## REQUEST
In the material below, identify each line bearing the word "icon". Reproduce those lines.

## ENTRIES SHOWN

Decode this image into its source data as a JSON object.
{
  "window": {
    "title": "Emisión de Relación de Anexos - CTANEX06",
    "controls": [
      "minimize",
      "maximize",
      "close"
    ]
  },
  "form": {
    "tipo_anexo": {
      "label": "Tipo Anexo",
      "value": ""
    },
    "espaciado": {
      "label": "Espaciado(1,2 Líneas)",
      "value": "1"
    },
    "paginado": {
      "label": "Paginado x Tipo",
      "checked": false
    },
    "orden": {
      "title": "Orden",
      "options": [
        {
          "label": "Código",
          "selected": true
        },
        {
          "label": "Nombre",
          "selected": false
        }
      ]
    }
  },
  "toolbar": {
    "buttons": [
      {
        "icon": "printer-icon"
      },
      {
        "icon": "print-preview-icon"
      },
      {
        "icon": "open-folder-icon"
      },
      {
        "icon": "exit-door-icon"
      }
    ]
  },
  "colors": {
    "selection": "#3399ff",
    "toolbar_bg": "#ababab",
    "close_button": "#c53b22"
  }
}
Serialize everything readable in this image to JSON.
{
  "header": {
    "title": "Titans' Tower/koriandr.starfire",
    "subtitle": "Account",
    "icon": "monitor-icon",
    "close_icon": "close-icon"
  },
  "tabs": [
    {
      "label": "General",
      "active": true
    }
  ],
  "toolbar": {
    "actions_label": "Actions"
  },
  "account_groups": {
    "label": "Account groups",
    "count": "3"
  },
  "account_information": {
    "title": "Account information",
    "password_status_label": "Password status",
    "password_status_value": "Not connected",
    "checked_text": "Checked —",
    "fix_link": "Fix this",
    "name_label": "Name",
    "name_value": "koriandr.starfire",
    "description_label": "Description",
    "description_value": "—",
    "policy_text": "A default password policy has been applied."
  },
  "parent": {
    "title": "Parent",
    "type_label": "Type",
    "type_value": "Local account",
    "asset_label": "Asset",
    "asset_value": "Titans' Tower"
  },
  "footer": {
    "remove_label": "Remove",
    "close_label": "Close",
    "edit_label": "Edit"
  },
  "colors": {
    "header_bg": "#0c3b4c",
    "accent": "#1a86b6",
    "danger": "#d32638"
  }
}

## REPLY TO THE EXERCISE
        "icon": "printer-icon"
        "icon": "print-preview-icon"
        "icon": "open-folder-icon"
        "icon": "exit-door-icon"
    "icon": "monitor-icon",
    "close_icon": "close-icon"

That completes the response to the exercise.